Dataset records:
>> Begin

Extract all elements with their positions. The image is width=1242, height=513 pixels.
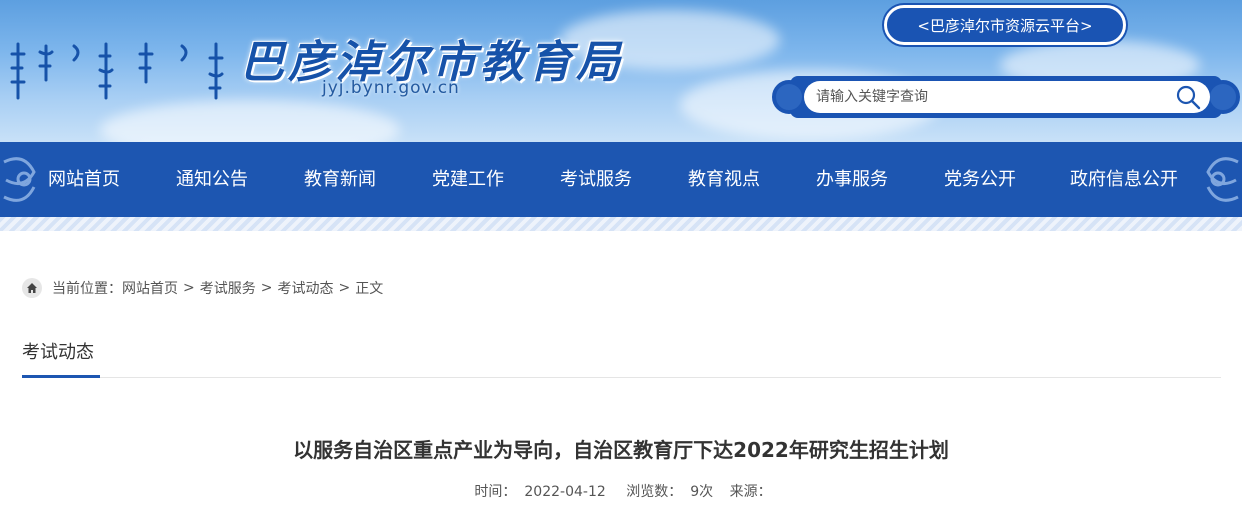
resource-cloud-platform-link[interactable]: <巴彦淖尔市资源云平台> (884, 5, 1126, 45)
breadcrumb-separator: > (183, 280, 195, 296)
time-label: 时间： (474, 484, 517, 500)
section-header: 考试动态 (22, 338, 1221, 378)
breadcrumb-link-home[interactable]: 网站首页 (122, 278, 178, 298)
nav-item-home[interactable]: 网站首页 (20, 142, 148, 217)
nav-pattern-strip (0, 217, 1242, 231)
search-icon (1176, 85, 1201, 110)
section-title: 考试动态 (22, 338, 100, 378)
source-label: 来源： (729, 484, 772, 500)
article-title: 以服务自治区重点产业为导向，自治区教育厅下达2022年研究生招生计划 (293, 438, 949, 462)
home-icon (22, 278, 42, 298)
breadcrumb: 当前位置： 网站首页 > 考试服务 > 考试动态 > 正文 (22, 277, 383, 299)
publish-date: 2022-04-12 (524, 484, 606, 500)
nav-item-education-news[interactable]: 教育新闻 (276, 142, 404, 217)
nav-item-education-views[interactable]: 教育视点 (660, 142, 788, 217)
nav-ornament-right-icon (1206, 157, 1239, 202)
views-label: 浏览数： (626, 484, 683, 500)
nav-item-gov-info[interactable]: 政府信息公开 (1044, 142, 1204, 217)
breadcrumb-link-exam-services[interactable]: 考试服务 (200, 278, 256, 298)
breadcrumb-label: 当前位置： (52, 281, 122, 297)
breadcrumb-current: 正文 (355, 281, 384, 297)
nav-item-exam-services[interactable]: 考试服务 (532, 142, 660, 217)
site-header: 巴彦淖尔市教育局 jyj.bynr.gov.cn <巴彦淖尔市资源云平台> (0, 0, 1242, 142)
ornament-icon (1206, 80, 1240, 114)
main-nav: 网站首页 通知公告 教育新闻 党建工作 考试服务 教育视点 办事服务 党务公开 … (0, 142, 1242, 217)
ornament-icon (772, 80, 806, 114)
mongolian-script-logo (10, 42, 224, 100)
view-count: 9次 (690, 484, 714, 500)
search-input[interactable] (804, 81, 1210, 113)
nav-item-party-affairs[interactable]: 党务公开 (916, 142, 1044, 217)
nav-item-notices[interactable]: 通知公告 (148, 142, 276, 217)
search-button[interactable] (1170, 81, 1206, 113)
site-domain: jyj.bynr.gov.cn (322, 78, 460, 98)
breadcrumb-separator: > (260, 280, 273, 296)
search-box (772, 72, 1240, 122)
nav-item-services[interactable]: 办事服务 (788, 142, 916, 217)
nav-item-party-building[interactable]: 党建工作 (404, 142, 532, 217)
article-meta: 时间： 2022-04-12 浏览数： 9次 来源： (0, 481, 1242, 501)
cloud-decoration (100, 100, 400, 142)
breadcrumb-separator: > (338, 280, 351, 296)
breadcrumb-link-exam-news[interactable]: 考试动态 (277, 278, 333, 298)
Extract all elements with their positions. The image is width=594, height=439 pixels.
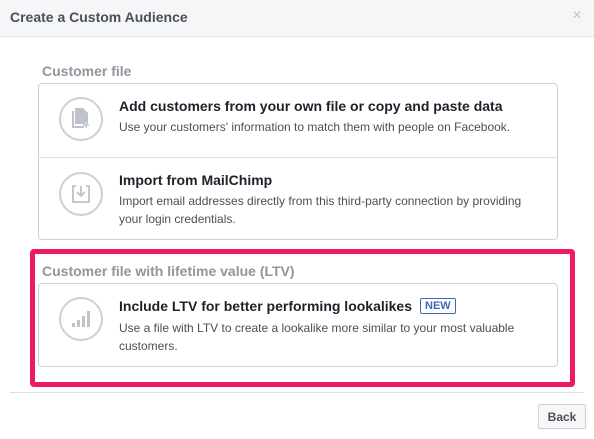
option-title: Import from MailChimp xyxy=(119,172,273,188)
ltv-options-card: Include LTV for better performing lookal… xyxy=(38,283,558,367)
section-label-customer-file: Customer file xyxy=(42,63,132,79)
option-title-row: Include LTV for better performing lookal… xyxy=(119,298,456,314)
new-badge: NEW xyxy=(420,298,456,314)
option-description: Use your customers' information to match… xyxy=(119,120,511,134)
import-icon xyxy=(59,172,103,216)
customer-file-options-card: Add customers from your own file or copy… xyxy=(38,83,558,240)
option-title: Add customers from your own file or copy… xyxy=(119,98,503,114)
option-import-mailchimp[interactable]: Import from MailChimp Import email addre… xyxy=(39,157,557,239)
back-button[interactable]: Back xyxy=(538,404,586,429)
option-title: Include LTV for better performing lookal… xyxy=(119,298,413,314)
option-add-customers-file[interactable]: Add customers from your own file or copy… xyxy=(39,84,557,157)
section-label-ltv: Customer file with lifetime value (LTV) xyxy=(42,263,295,279)
file-add-icon xyxy=(59,97,103,141)
bar-chart-icon xyxy=(59,297,103,341)
option-description: Import email addresses directly from thi… xyxy=(119,194,522,226)
footer-divider xyxy=(10,392,584,393)
dialog-title: Create a Custom Audience xyxy=(10,9,188,25)
create-custom-audience-dialog: Create a Custom Audience × Customer file… xyxy=(0,0,594,439)
option-include-ltv[interactable]: Include LTV for better performing lookal… xyxy=(39,284,557,366)
close-icon[interactable]: × xyxy=(570,8,584,24)
dialog-header: Create a Custom Audience × xyxy=(0,0,594,37)
option-description: Use a file with LTV to create a lookalik… xyxy=(119,321,515,353)
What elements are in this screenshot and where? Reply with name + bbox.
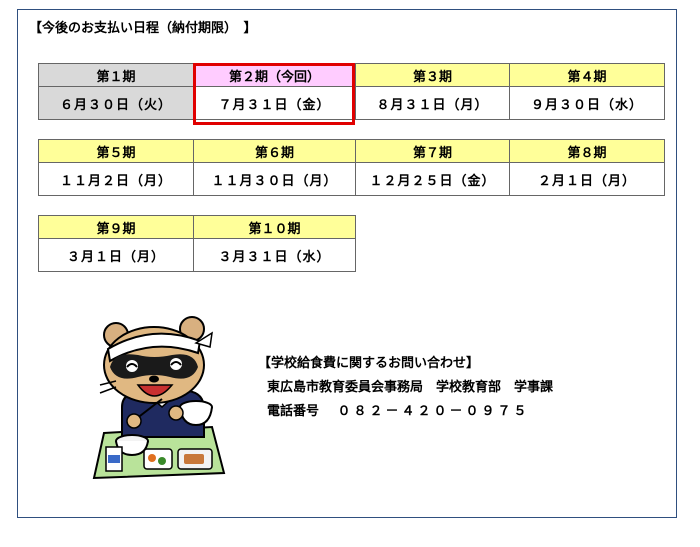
- phone-label: 電話番号: [267, 404, 320, 419]
- period-5-date: １１月２日（月）: [38, 162, 194, 196]
- phone-number: ０８２－４２０－０９７５: [337, 404, 530, 419]
- period-header-row: 第９期 第１０期: [38, 215, 356, 239]
- contact-info: 【学校給食費に関するお問い合わせ】 東広島市教育委員会事務局 学校教育部 学事課…: [258, 352, 553, 424]
- contact-phone-line: 電話番号 ０８２－４２０－０９７５: [258, 400, 553, 424]
- schedule-table-3: 第９期 第１０期 ３月１日（月） ３月３１日（水）: [38, 215, 356, 272]
- period-1-header: 第１期: [38, 63, 194, 87]
- period-1-date: ６月３０日（火）: [38, 86, 194, 120]
- period-5-header: 第５期: [38, 139, 194, 163]
- period-header-row: 第５期 第６期 第７期 第８期: [38, 139, 665, 163]
- period-7-date: １２月２５日（金）: [355, 162, 510, 196]
- due-date-row: １１月２日（月） １１月３０日（月） １２月２５日（金） ２月１日（月）: [38, 162, 665, 196]
- period-8-date: ２月１日（月）: [509, 162, 665, 196]
- schedule-title: 【今後のお支払い日程（納付期限） 】: [29, 21, 257, 36]
- due-date-row: ３月１日（月） ３月３１日（水）: [38, 238, 356, 272]
- period-3-date: ８月３１日（月）: [355, 86, 510, 120]
- contact-heading: 【学校給食費に関するお問い合わせ】: [258, 356, 480, 371]
- period-7-header: 第７期: [355, 139, 510, 163]
- period-6-date: １１月３０日（月）: [193, 162, 356, 196]
- period-10-header: 第１０期: [193, 215, 356, 239]
- tanuki-mascot-icon: [92, 316, 226, 480]
- period-4-date: ９月３０日（水）: [509, 86, 665, 120]
- period-10-date: ３月３１日（水）: [193, 238, 356, 272]
- schedule-table-2: 第５期 第６期 第７期 第８期 １１月２日（月） １１月３０日（月） １２月２５…: [38, 139, 665, 196]
- period-8-header: 第８期: [509, 139, 665, 163]
- period-4-header: 第４期: [509, 63, 665, 87]
- period-9-date: ３月１日（月）: [38, 238, 194, 272]
- current-period-highlight: [193, 63, 355, 125]
- period-3-header: 第３期: [355, 63, 510, 87]
- contact-office: 東広島市教育委員会事務局 学校教育部 学事課: [267, 380, 554, 395]
- period-6-header: 第６期: [193, 139, 356, 163]
- period-9-header: 第９期: [38, 215, 194, 239]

>> End

Task instructions
In every one of the lines above, rename "ornament-icon" to "decorative-icon" and keep everything else unchanged. Leave the pictures out of your answer.

Response to the exercise
Extract all elements with their positions. The image is width=1242, height=513 pixels.
resource-cloud-platform-link[interactable]: <巴彦淖尔市资源云平台> (884, 5, 1126, 45)
breadcrumb-separator: > (183, 280, 195, 296)
time-label: 时间： (474, 484, 517, 500)
section-header: 考试动态 (22, 338, 1221, 378)
breadcrumb-link-home[interactable]: 网站首页 (122, 278, 178, 298)
nav-item-home[interactable]: 网站首页 (20, 142, 148, 217)
nav-pattern-strip (0, 217, 1242, 231)
search-icon (1176, 85, 1201, 110)
section-title: 考试动态 (22, 338, 100, 378)
source-label: 来源： (729, 484, 772, 500)
article-title: 以服务自治区重点产业为导向，自治区教育厅下达2022年研究生招生计划 (293, 438, 949, 462)
home-icon (22, 278, 42, 298)
breadcrumb: 当前位置： 网站首页 > 考试服务 > 考试动态 > 正文 (22, 277, 383, 299)
publish-date: 2022-04-12 (524, 484, 606, 500)
nav-item-education-news[interactable]: 教育新闻 (276, 142, 404, 217)
nav-item-education-views[interactable]: 教育视点 (660, 142, 788, 217)
nav-ornament-right-icon (1206, 157, 1239, 202)
views-label: 浏览数： (626, 484, 683, 500)
nav-item-gov-info[interactable]: 政府信息公开 (1044, 142, 1204, 217)
breadcrumb-link-exam-services[interactable]: 考试服务 (200, 278, 256, 298)
breadcrumb-label: 当前位置： (52, 281, 122, 297)
breadcrumb-current: 正文 (355, 281, 384, 297)
nav-item-exam-services[interactable]: 考试服务 (532, 142, 660, 217)
site-header: 巴彦淖尔市教育局 jyj.bynr.gov.cn <巴彦淖尔市资源云平台> (0, 0, 1242, 142)
decorative-icon (1206, 80, 1240, 114)
main-nav: 网站首页 通知公告 教育新闻 党建工作 考试服务 教育视点 办事服务 党务公开 … (0, 142, 1242, 217)
decorative-icon (772, 80, 806, 114)
mongolian-script-logo (10, 42, 224, 100)
view-count: 9次 (690, 484, 714, 500)
search-input[interactable] (804, 81, 1210, 113)
nav-item-party-affairs[interactable]: 党务公开 (916, 142, 1044, 217)
nav-item-notices[interactable]: 通知公告 (148, 142, 276, 217)
search-button[interactable] (1170, 81, 1206, 113)
site-domain: jyj.bynr.gov.cn (322, 78, 460, 98)
breadcrumb-separator: > (260, 280, 273, 296)
search-box (772, 72, 1240, 122)
nav-item-services[interactable]: 办事服务 (788, 142, 916, 217)
nav-item-party-building[interactable]: 党建工作 (404, 142, 532, 217)
article-meta: 时间： 2022-04-12 浏览数： 9次 来源： (0, 481, 1242, 501)
cloud-decoration (100, 100, 400, 142)
breadcrumb-separator: > (338, 280, 351, 296)
breadcrumb-link-exam-news[interactable]: 考试动态 (277, 278, 333, 298)
Extract all elements with their positions. The image is width=594, height=439 pixels.
option-title: Import from MailChimp xyxy=(119,172,273,188)
ltv-options-card: Include LTV for better performing lookal… xyxy=(38,283,558,367)
section-label-customer-file: Customer file xyxy=(42,63,132,79)
option-title-row: Include LTV for better performing lookal… xyxy=(119,298,456,314)
new-badge: NEW xyxy=(420,298,456,314)
option-description: Use your customers' information to match… xyxy=(119,120,511,134)
import-icon xyxy=(59,172,103,216)
customer-file-options-card: Add customers from your own file or copy… xyxy=(38,83,558,240)
option-title: Add customers from your own file or copy… xyxy=(119,98,503,114)
option-import-mailchimp[interactable]: Import from MailChimp Import email addre… xyxy=(39,157,557,239)
back-button[interactable]: Back xyxy=(538,404,586,429)
option-title: Include LTV for better performing lookal… xyxy=(119,298,413,314)
option-add-customers-file[interactable]: Add customers from your own file or copy… xyxy=(39,84,557,157)
section-label-ltv: Customer file with lifetime value (LTV) xyxy=(42,263,295,279)
file-add-icon xyxy=(59,97,103,141)
bar-chart-icon xyxy=(59,297,103,341)
option-description: Import email addresses directly from thi… xyxy=(119,194,522,226)
footer-divider xyxy=(10,392,584,393)
dialog-title: Create a Custom Audience xyxy=(10,9,188,25)
create-custom-audience-dialog: Create a Custom Audience × Customer file… xyxy=(0,0,594,439)
option-include-ltv[interactable]: Include LTV for better performing lookal… xyxy=(39,284,557,366)
close-icon[interactable]: × xyxy=(570,8,584,24)
dialog-header: Create a Custom Audience × xyxy=(0,0,594,37)
option-description: Use a file with LTV to create a lookalik… xyxy=(119,321,515,353)
What elements are in this screenshot and where? Reply with name + bbox.
- phone-label: 電話番号: [267, 404, 320, 419]
- period-5-date: １１月２日（月）: [38, 162, 194, 196]
- phone-number: ０８２－４２０－０９７５: [337, 404, 530, 419]
- period-header-row: 第９期 第１０期: [38, 215, 356, 239]
- contact-info: 【学校給食費に関するお問い合わせ】 東広島市教育委員会事務局 学校教育部 学事課…: [258, 352, 553, 424]
- contact-phone-line: 電話番号 ０８２－４２０－０９７５: [258, 400, 553, 424]
- schedule-table-3: 第９期 第１０期 ３月１日（月） ３月３１日（水）: [38, 215, 356, 272]
- period-1-header: 第１期: [38, 63, 194, 87]
- period-1-date: ６月３０日（火）: [38, 86, 194, 120]
- period-5-header: 第５期: [38, 139, 194, 163]
- period-header-row: 第５期 第６期 第７期 第８期: [38, 139, 665, 163]
- period-7-date: １２月２５日（金）: [355, 162, 510, 196]
- due-date-row: １１月２日（月） １１月３０日（月） １２月２５日（金） ２月１日（月）: [38, 162, 665, 196]
- period-8-date: ２月１日（月）: [509, 162, 665, 196]
- schedule-title: 【今後のお支払い日程（納付期限） 】: [29, 21, 257, 36]
- due-date-row: ３月１日（月） ３月３１日（水）: [38, 238, 356, 272]
- period-3-date: ８月３１日（月）: [355, 86, 510, 120]
- contact-heading: 【学校給食費に関するお問い合わせ】: [258, 356, 480, 371]
- period-7-header: 第７期: [355, 139, 510, 163]
- period-6-date: １１月３０日（月）: [193, 162, 356, 196]
- period-10-header: 第１０期: [193, 215, 356, 239]
- tanuki-mascot-icon: [92, 316, 226, 480]
- period-4-date: ９月３０日（水）: [509, 86, 665, 120]
- period-10-date: ３月３１日（水）: [193, 238, 356, 272]
- schedule-table-2: 第５期 第６期 第７期 第８期 １１月２日（月） １１月３０日（月） １２月２５…: [38, 139, 665, 196]
- period-8-header: 第８期: [509, 139, 665, 163]
- period-4-header: 第４期: [509, 63, 665, 87]
- period-9-date: ３月１日（月）: [38, 238, 194, 272]
- current-period-highlight: [193, 63, 355, 125]
- period-3-header: 第３期: [355, 63, 510, 87]
- contact-office: 東広島市教育委員会事務局 学校教育部 学事課: [267, 380, 554, 395]
- period-6-header: 第６期: [193, 139, 356, 163]
- period-9-header: 第９期: [38, 215, 194, 239]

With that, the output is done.